Without including any pictures, write out all the entries exactly.

[Stored data entries]
** start **
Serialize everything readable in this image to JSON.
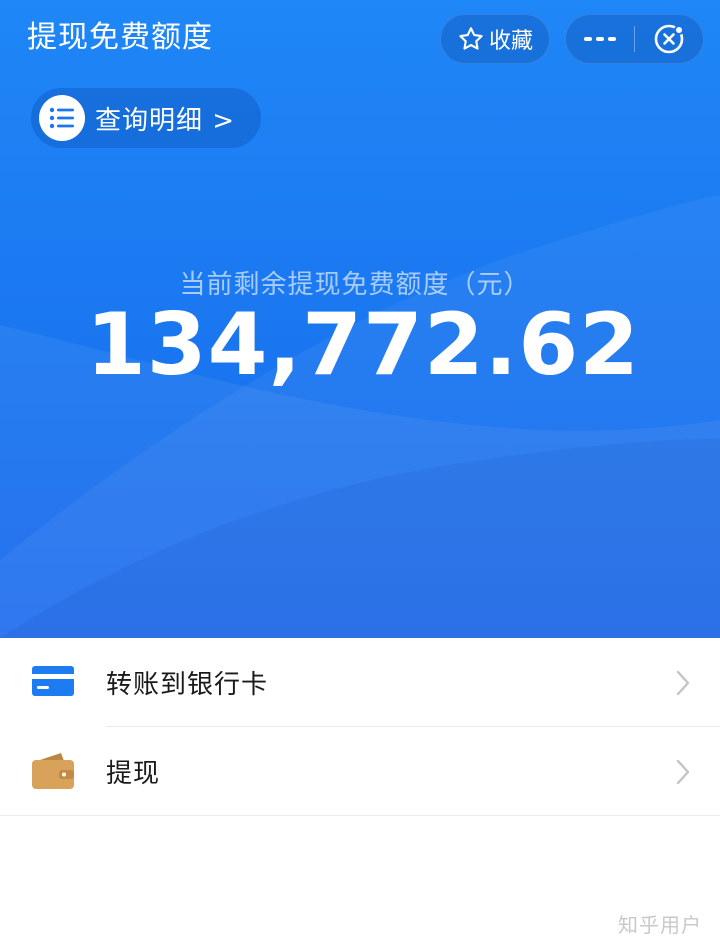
{
  "header": {
    "title": "提现免费额度",
    "favorite_label": "收藏",
    "favorite_icon": "star-outline-icon",
    "more_icon": "more-dots-icon",
    "close_icon": "close-circle-icon"
  },
  "query": {
    "icon": "list-icon",
    "label": "查询明细 >"
  },
  "balance": {
    "caption": "当前剩余提现免费额度（元）",
    "amount": "134,772.62"
  },
  "menu": {
    "items": [
      {
        "label": "转账到银行卡",
        "icon": "bank-card-icon"
      },
      {
        "label": "提现",
        "icon": "wallet-icon"
      }
    ]
  },
  "watermark": "知乎用户",
  "colors": {
    "primary_blue": "#1a76f0",
    "card_blue": "#1e7cf2",
    "wallet_orange": "#d9a25b"
  }
}
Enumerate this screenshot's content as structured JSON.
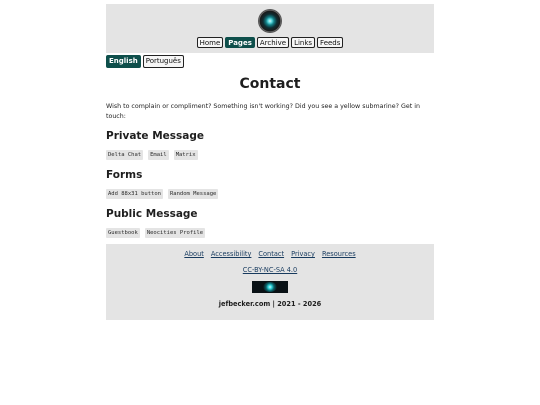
{
  "header": {
    "nav": [
      "Home",
      "Pages",
      "Archive",
      "Links",
      "Feeds"
    ],
    "active_nav": "Pages"
  },
  "language": {
    "english": "English",
    "portuguese": "Português",
    "active": "English"
  },
  "main": {
    "title": "Contact",
    "intro": "Wish to complain or compliment? Something isn't working? Did you see a yellow submarine? Get in touch:",
    "sections": [
      {
        "heading": "Private Message",
        "chips": [
          "Delta Chat",
          "Email",
          "Matrix"
        ]
      },
      {
        "heading": "Forms",
        "chips": [
          "Add 88x31 button",
          "Random Message"
        ]
      },
      {
        "heading": "Public Message",
        "chips": [
          "Guestbook",
          "Neocities Profile"
        ]
      }
    ]
  },
  "footer": {
    "links": [
      "About",
      "Accessibility",
      "Contact",
      "Privacy",
      "Resources"
    ],
    "license": "CC-BY-NC-SA 4.0",
    "copyright": "jefbecker.com | 2021 - 2026"
  },
  "colors": {
    "accent": "#0e4f4b",
    "panel": "#e4e4e4",
    "link": "#173a5e"
  }
}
** end **
RIGHT ANSWER:
Serialize everything readable in this image to JSON.
{
  "header": {
    "title": "提现免费额度",
    "favorite_label": "收藏",
    "favorite_icon": "star-outline-icon",
    "more_icon": "more-dots-icon",
    "close_icon": "close-circle-icon"
  },
  "query": {
    "icon": "list-icon",
    "label": "查询明细 >"
  },
  "balance": {
    "caption": "当前剩余提现免费额度（元）",
    "amount": "134,772.62"
  },
  "menu": {
    "items": [
      {
        "label": "转账到银行卡",
        "icon": "bank-card-icon"
      },
      {
        "label": "提现",
        "icon": "wallet-icon"
      }
    ]
  },
  "watermark": "知乎用户",
  "colors": {
    "primary_blue": "#1a76f0",
    "card_blue": "#1e7cf2",
    "wallet_orange": "#d9a25b"
  }
}
Enumerate this screenshot's content as structured JSON.
{
  "header": {
    "nav": [
      "Home",
      "Pages",
      "Archive",
      "Links",
      "Feeds"
    ],
    "active_nav": "Pages"
  },
  "language": {
    "english": "English",
    "portuguese": "Português",
    "active": "English"
  },
  "main": {
    "title": "Contact",
    "intro": "Wish to complain or compliment? Something isn't working? Did you see a yellow submarine? Get in touch:",
    "sections": [
      {
        "heading": "Private Message",
        "chips": [
          "Delta Chat",
          "Email",
          "Matrix"
        ]
      },
      {
        "heading": "Forms",
        "chips": [
          "Add 88x31 button",
          "Random Message"
        ]
      },
      {
        "heading": "Public Message",
        "chips": [
          "Guestbook",
          "Neocities Profile"
        ]
      }
    ]
  },
  "footer": {
    "links": [
      "About",
      "Accessibility",
      "Contact",
      "Privacy",
      "Resources"
    ],
    "license": "CC-BY-NC-SA 4.0",
    "copyright": "jefbecker.com | 2021 - 2026"
  },
  "colors": {
    "accent": "#0e4f4b",
    "panel": "#e4e4e4",
    "link": "#173a5e"
  }
}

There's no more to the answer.